Task statement:
Scan the material for the word "Übertreibung", then return every line where it appears.

Records:
====================

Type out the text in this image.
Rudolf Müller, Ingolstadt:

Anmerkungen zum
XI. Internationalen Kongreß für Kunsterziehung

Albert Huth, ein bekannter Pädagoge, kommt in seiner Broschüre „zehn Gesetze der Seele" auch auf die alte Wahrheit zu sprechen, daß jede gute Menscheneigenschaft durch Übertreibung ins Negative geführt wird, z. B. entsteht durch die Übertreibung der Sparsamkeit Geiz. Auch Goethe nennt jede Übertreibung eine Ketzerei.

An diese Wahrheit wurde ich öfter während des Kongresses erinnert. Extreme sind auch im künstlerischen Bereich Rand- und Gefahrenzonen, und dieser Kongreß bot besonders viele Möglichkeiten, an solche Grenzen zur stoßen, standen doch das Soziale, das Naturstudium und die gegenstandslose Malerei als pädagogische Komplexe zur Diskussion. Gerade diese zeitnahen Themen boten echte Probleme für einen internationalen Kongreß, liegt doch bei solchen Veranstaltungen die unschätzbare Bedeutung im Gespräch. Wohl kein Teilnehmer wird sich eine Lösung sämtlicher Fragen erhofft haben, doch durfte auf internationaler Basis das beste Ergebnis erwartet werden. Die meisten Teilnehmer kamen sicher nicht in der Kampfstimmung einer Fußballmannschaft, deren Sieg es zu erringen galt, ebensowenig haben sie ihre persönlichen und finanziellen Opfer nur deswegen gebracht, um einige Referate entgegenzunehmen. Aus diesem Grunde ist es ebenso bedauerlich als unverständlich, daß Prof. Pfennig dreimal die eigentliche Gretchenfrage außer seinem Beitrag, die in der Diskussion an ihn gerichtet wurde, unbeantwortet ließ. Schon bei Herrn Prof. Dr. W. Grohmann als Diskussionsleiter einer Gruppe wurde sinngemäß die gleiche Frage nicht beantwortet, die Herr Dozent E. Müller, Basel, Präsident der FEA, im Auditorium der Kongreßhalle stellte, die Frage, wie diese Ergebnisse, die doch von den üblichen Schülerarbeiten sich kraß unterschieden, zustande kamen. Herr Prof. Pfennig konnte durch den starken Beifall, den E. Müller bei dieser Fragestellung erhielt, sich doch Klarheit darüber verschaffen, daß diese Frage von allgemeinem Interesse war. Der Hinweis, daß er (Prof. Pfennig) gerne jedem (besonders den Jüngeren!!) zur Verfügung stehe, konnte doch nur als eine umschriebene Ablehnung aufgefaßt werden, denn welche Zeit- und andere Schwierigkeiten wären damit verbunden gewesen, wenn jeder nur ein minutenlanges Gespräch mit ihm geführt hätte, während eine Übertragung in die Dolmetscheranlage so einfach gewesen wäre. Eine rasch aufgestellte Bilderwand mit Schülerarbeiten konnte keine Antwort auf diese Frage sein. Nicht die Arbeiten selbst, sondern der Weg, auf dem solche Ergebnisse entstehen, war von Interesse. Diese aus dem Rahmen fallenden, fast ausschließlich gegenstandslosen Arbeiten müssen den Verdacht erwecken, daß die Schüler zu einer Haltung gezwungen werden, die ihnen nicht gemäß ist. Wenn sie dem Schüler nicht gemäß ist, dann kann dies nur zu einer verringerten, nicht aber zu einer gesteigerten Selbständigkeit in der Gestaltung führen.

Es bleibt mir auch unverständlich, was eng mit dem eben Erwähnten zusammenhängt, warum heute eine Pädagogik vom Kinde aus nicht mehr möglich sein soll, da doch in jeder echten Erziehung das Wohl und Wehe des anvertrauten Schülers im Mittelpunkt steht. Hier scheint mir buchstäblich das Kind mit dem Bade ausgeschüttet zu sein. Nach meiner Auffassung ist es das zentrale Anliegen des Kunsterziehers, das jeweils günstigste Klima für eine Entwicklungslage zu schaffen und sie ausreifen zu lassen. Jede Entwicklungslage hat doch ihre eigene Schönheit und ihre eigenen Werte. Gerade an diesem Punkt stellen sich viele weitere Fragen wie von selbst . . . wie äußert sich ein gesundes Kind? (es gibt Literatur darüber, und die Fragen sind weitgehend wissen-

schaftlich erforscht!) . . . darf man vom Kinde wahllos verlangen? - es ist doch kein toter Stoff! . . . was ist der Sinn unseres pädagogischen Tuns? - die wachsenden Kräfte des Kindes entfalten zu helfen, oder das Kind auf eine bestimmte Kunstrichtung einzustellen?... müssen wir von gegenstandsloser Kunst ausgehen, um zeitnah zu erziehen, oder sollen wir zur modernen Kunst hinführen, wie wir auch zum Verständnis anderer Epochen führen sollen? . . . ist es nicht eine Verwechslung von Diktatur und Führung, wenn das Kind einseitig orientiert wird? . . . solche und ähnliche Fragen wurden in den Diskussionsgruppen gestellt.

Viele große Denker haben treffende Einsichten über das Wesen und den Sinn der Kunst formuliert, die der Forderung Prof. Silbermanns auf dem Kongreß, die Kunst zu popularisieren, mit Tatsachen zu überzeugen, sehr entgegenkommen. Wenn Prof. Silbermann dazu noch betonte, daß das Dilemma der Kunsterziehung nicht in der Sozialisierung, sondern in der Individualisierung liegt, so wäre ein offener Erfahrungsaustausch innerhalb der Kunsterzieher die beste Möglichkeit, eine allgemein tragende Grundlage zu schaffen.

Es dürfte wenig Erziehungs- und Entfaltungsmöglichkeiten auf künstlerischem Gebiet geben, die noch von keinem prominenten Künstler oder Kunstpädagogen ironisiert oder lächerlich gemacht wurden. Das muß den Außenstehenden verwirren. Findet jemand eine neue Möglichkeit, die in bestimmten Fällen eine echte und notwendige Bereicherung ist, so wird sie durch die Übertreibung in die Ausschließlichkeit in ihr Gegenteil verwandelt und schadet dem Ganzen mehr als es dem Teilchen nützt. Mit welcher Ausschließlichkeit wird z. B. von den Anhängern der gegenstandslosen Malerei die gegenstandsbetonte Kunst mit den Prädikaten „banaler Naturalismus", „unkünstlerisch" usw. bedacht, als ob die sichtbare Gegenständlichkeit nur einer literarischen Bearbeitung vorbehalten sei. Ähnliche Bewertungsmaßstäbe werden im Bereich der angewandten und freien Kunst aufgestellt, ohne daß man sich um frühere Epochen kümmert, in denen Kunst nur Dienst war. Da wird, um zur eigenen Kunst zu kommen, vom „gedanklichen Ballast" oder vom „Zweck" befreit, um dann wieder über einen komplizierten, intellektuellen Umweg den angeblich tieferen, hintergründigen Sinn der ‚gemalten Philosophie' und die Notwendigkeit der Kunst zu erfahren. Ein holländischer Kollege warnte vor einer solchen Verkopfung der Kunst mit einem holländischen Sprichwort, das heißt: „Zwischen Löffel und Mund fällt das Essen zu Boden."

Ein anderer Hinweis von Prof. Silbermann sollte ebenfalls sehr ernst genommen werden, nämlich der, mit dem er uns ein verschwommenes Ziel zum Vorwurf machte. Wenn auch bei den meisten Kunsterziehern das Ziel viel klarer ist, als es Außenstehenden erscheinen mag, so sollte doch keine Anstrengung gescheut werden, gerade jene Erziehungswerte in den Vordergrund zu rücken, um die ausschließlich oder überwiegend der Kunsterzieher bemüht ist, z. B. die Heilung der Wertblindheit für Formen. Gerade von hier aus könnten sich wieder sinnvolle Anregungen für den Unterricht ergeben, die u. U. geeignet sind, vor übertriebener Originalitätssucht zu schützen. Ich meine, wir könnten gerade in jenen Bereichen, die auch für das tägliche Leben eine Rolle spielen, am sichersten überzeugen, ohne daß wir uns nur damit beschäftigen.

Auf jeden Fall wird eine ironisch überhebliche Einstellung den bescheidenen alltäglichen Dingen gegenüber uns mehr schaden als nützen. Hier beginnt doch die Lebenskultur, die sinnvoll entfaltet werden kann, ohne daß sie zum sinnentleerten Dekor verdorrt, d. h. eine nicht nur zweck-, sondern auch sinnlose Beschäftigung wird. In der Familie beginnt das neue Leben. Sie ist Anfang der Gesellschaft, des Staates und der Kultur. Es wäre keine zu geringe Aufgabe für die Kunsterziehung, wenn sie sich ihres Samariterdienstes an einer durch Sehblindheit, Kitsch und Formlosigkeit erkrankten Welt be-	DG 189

====================

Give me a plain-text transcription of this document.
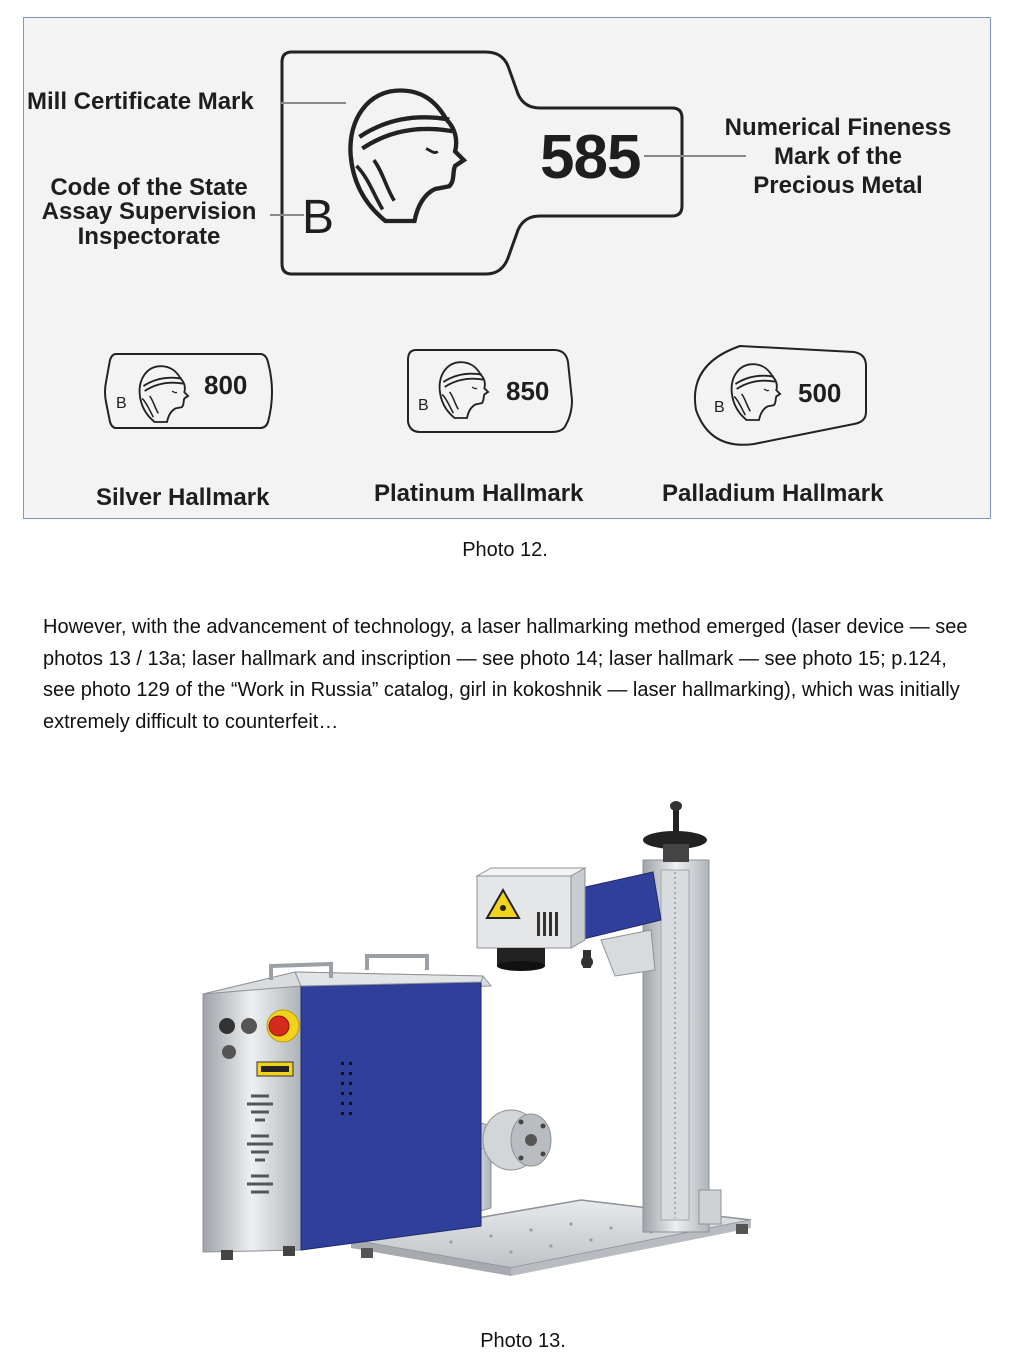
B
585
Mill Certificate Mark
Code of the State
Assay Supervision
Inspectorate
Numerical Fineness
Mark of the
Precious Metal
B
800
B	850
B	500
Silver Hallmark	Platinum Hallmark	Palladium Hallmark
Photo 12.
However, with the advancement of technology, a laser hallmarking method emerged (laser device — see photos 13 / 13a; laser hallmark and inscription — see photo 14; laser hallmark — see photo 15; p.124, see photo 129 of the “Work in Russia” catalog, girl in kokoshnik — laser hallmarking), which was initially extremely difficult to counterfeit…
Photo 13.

====================

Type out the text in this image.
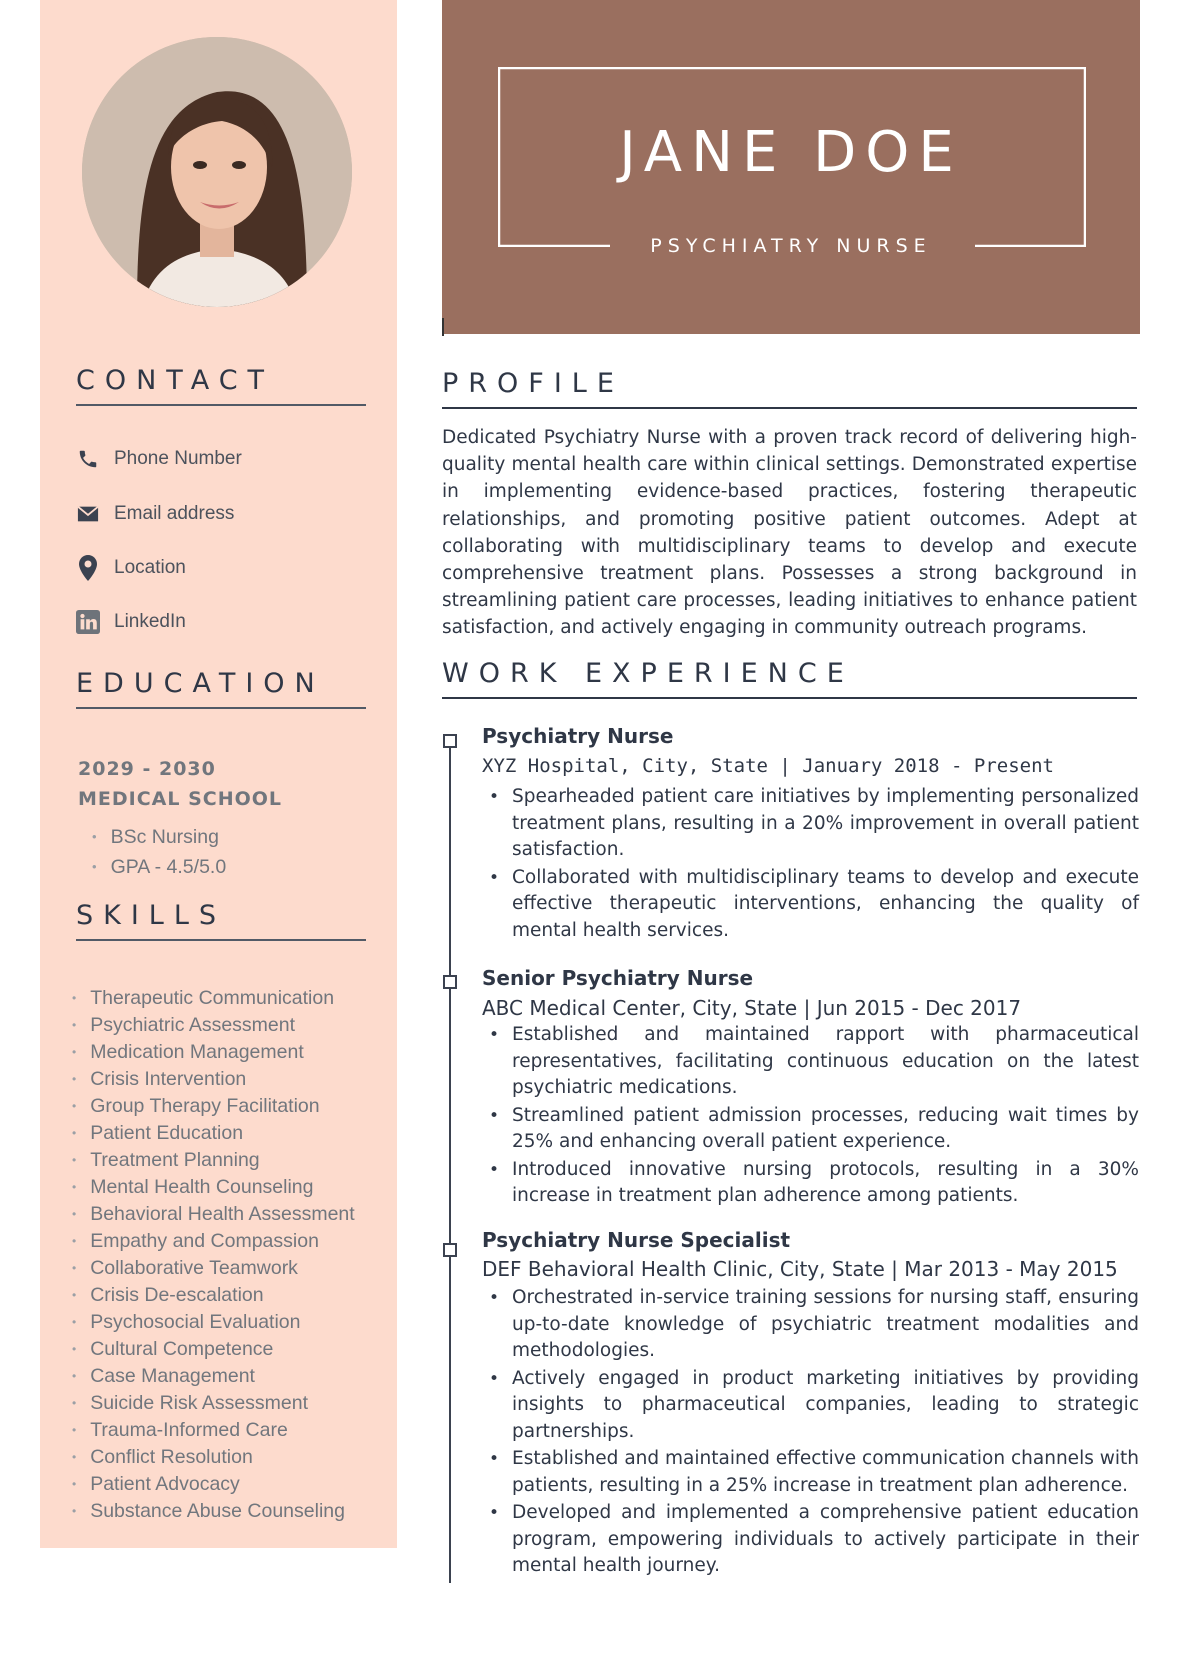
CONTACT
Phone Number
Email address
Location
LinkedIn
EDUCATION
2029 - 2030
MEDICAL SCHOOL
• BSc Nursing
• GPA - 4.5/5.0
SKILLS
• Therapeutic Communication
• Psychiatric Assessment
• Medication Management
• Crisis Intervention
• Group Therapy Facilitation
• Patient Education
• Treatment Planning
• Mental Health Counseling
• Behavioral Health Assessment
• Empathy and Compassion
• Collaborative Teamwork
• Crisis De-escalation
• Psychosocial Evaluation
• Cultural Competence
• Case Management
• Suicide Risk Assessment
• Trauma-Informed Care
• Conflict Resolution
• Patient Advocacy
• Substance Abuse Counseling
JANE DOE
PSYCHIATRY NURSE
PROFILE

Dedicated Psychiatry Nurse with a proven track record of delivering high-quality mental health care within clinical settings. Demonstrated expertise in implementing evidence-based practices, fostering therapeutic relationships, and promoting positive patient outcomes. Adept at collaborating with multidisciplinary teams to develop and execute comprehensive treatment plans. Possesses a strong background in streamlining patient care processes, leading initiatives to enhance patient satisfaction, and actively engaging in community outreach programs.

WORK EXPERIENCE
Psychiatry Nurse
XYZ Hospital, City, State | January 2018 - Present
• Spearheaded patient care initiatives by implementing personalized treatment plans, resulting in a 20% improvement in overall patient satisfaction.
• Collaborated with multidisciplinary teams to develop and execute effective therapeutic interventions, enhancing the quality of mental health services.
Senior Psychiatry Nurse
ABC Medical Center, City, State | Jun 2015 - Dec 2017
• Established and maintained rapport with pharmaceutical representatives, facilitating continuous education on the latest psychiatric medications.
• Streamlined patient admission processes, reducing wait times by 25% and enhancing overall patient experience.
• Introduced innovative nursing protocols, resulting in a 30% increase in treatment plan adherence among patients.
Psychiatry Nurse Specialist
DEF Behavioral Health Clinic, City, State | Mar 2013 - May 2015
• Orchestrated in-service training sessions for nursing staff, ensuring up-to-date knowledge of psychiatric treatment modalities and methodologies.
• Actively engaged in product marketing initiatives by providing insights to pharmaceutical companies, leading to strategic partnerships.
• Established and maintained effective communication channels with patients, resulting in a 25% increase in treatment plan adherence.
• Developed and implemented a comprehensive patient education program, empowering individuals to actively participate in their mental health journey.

====================

Problem solution:
Albert Huth, ein bekannter Pädagoge, kommt in seiner Broschüre „zehn Gesetze der Seele" auch auf die alte Wahrheit zu sprechen, daß jede gute Menscheneigenschaft durch Übertreibung ins Negative geführt wird, z. B. entsteht durch die Übertreibung der Sparsamkeit Geiz. Auch Goethe nennt jede Übertreibung eine Ketzerei.
Es dürfte wenig Erziehungs- und Entfaltungsmöglichkeiten auf künstlerischem Gebiet geben, die noch von keinem prominenten Künstler oder Kunstpädagogen ironisiert oder lächerlich gemacht wurden. Das muß den Außenstehenden verwirren. Findet jemand eine neue Möglichkeit, die in bestimmten Fällen eine echte und notwendige Bereicherung ist, so wird sie durch die Übertreibung in die Ausschließlichkeit in ihr Gegenteil verwandelt und schadet dem Ganzen mehr als es dem Teilchen nützt. Mit welcher Ausschließlichkeit wird z. B. von den Anhängern der gegenstandslosen Malerei die gegenstandsbetonte Kunst mit den Prädikaten „banaler Naturalismus", „unkünstlerisch" usw. bedacht, als ob die sichtbare Gegenständlichkeit nur einer literarischen Bearbeitung vorbehalten sei. Ähnliche Bewertungsmaßstäbe werden im Bereich der angewandten und freien Kunst aufgestellt, ohne daß man sich um frühere Epochen kümmert, in denen Kunst nur Dienst war. Da wird, um zur eigenen Kunst zu kommen, vom „gedanklichen Ballast" oder vom „Zweck" befreit, um dann wieder über einen komplizierten, intellektuellen Umweg den angeblich tieferen, hintergründigen Sinn der ‚gemalten Philosophie' und die Notwendigkeit der Kunst zu erfahren. Ein holländischer Kollege warnte vor einer solchen Verkopfung der Kunst mit einem holländischen Sprichwort, das heißt: „Zwischen Löffel und Mund fällt das Essen zu Boden."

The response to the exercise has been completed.